- Exercise goal: Every entry that follows should be reproduced exactly.

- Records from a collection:
--------------------

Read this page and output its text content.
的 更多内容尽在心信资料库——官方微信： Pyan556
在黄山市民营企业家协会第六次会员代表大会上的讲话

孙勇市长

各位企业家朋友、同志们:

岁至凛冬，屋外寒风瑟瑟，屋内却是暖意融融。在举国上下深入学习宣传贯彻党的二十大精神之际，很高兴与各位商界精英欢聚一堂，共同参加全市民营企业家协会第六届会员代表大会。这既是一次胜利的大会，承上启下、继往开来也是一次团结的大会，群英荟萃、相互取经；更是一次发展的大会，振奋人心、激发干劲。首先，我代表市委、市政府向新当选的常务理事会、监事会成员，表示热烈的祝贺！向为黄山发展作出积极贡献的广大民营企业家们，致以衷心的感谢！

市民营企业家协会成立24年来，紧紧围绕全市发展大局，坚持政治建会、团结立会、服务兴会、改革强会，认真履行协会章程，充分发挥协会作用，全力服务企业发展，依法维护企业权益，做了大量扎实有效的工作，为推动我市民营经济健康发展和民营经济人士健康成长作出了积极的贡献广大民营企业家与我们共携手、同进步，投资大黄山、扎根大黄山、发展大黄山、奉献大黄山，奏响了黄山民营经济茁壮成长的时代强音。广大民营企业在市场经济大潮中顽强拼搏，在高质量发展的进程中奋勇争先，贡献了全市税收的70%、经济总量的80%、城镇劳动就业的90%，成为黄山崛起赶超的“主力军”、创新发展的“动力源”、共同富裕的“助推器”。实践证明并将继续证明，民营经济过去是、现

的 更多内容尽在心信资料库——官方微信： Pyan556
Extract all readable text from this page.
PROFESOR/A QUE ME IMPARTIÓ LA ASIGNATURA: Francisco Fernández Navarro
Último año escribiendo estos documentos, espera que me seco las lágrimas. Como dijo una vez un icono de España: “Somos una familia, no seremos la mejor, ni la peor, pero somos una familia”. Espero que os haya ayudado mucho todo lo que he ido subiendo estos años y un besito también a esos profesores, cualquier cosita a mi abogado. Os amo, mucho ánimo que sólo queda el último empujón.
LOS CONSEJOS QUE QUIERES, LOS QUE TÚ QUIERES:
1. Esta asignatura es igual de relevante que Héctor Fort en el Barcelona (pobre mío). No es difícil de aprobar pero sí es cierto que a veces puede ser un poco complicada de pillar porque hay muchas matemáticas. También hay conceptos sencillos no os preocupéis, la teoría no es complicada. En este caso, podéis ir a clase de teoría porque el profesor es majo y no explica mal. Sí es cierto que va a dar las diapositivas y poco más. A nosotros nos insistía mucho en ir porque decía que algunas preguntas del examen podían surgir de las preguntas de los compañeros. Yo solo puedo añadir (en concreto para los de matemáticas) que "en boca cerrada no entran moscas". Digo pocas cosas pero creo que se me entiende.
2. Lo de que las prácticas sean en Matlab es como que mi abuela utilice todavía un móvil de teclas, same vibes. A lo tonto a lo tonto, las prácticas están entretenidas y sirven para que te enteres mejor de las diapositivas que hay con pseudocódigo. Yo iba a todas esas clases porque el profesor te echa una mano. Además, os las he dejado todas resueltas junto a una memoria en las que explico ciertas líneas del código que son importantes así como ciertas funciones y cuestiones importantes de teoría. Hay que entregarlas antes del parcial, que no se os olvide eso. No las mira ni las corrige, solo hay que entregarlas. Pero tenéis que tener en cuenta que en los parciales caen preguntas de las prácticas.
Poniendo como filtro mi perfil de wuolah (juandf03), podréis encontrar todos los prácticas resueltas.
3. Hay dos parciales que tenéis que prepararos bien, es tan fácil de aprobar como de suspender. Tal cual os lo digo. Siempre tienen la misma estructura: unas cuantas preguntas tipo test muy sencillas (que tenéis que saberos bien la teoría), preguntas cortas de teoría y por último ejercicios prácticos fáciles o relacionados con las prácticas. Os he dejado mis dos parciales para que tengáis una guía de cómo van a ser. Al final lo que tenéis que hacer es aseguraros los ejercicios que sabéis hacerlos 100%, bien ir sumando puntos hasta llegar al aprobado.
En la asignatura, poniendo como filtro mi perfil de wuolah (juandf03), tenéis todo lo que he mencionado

--------------------

- Response to this exercise:
Read this page and output its text content.
的 更多内容尽在心信资料库——官方微信： Pyan556
在黄山市民营企业家协会第六次会员代表大会上的讲话

孙勇市长

各位企业家朋友、同志们:

岁至凛冬，屋外寒风瑟瑟，屋内却是暖意融融。在举国上下深入学习宣传贯彻党的二十大精神之际，很高兴与各位商界精英欢聚一堂，共同参加全市民营企业家协会第六届会员代表大会。这既是一次胜利的大会，承上启下、继往开来也是一次团结的大会，群英荟萃、相互取经；更是一次发展的大会，振奋人心、激发干劲。首先，我代表市委、市政府向新当选的常务理事会、监事会成员，表示热烈的祝贺！向为黄山发展作出积极贡献的广大民营企业家们，致以衷心的感谢！

市民营企业家协会成立24年来，紧紧围绕全市发展大局，坚持政治建会、团结立会、服务兴会、改革强会，认真履行协会章程，充分发挥协会作用，全力服务企业发展，依法维护企业权益，做了大量扎实有效的工作，为推动我市民营经济健康发展和民营经济人士健康成长作出了积极的贡献广大民营企业家与我们共携手、同进步，投资大黄山、扎根大黄山、发展大黄山、奉献大黄山，奏响了黄山民营经济茁壮成长的时代强音。广大民营企业在市场经济大潮中顽强拼搏，在高质量发展的进程中奋勇争先，贡献了全市税收的70%、经济总量的80%、城镇劳动就业的90%，成为黄山崛起赶超的“主力军”、创新发展的“动力源”、共同富裕的“助推器”。实践证明并将继续证明，民营经济过去是、现

的 更多内容尽在心信资料库——官方微信： Pyan556
Extract all readable text from this page.
PROFESOR/A QUE ME IMPARTIÓ LA ASIGNATURA: Francisco Fernández Navarro
Último año escribiendo estos documentos, espera que me seco las lágrimas. Como dijo una vez un icono de España: “Somos una familia, no seremos la mejor, ni la peor, pero somos una familia”. Espero que os haya ayudado mucho todo lo que he ido subiendo estos años y un besito también a esos profesores, cualquier cosita a mi abogado. Os amo, mucho ánimo que sólo queda el último empujón.
LOS CONSEJOS QUE QUIERES, LOS QUE TÚ QUIERES:
1. Esta asignatura es igual de relevante que Héctor Fort en el Barcelona (pobre mío). No es difícil de aprobar pero sí es cierto que a veces puede ser un poco complicada de pillar porque hay muchas matemáticas. También hay conceptos sencillos no os preocupéis, la teoría no es complicada. En este caso, podéis ir a clase de teoría porque el profesor es majo y no explica mal. Sí es cierto que va a dar las diapositivas y poco más. A nosotros nos insistía mucho en ir porque decía que algunas preguntas del examen podían surgir de las preguntas de los compañeros. Yo solo puedo añadir (en concreto para los de matemáticas) que "en boca cerrada no entran moscas". Digo pocas cosas pero creo que se me entiende.
2. Lo de que las prácticas sean en Matlab es como que mi abuela utilice todavía un móvil de teclas, same vibes. A lo tonto a lo tonto, las prácticas están entretenidas y sirven para que te enteres mejor de las diapositivas que hay con pseudocódigo. Yo iba a todas esas clases porque el profesor te echa una mano. Además, os las he dejado todas resueltas junto a una memoria en las que explico ciertas líneas del código que son importantes así como ciertas funciones y cuestiones importantes de teoría. Hay que entregarlas antes del parcial, que no se os olvide eso. No las mira ni las corrige, solo hay que entregarlas. Pero tenéis que tener en cuenta que en los parciales caen preguntas de las prácticas.
Poniendo como filtro mi perfil de wuolah (juandf03), podréis encontrar todos los prácticas resueltas.
3. Hay dos parciales que tenéis que prepararos bien, es tan fácil de aprobar como de suspender. Tal cual os lo digo. Siempre tienen la misma estructura: unas cuantas preguntas tipo test muy sencillas (que tenéis que saberos bien la teoría), preguntas cortas de teoría y por último ejercicios prácticos fáciles o relacionados con las prácticas. Os he dejado mis dos parciales para que tengáis una guía de cómo van a ser. Al final lo que tenéis que hacer es aseguraros los ejercicios que sabéis hacerlos 100%, bien ir sumando puntos hasta llegar al aprobado.
En la asignatura, poniendo como filtro mi perfil de wuolah (juandf03), tenéis todo lo que he mencionado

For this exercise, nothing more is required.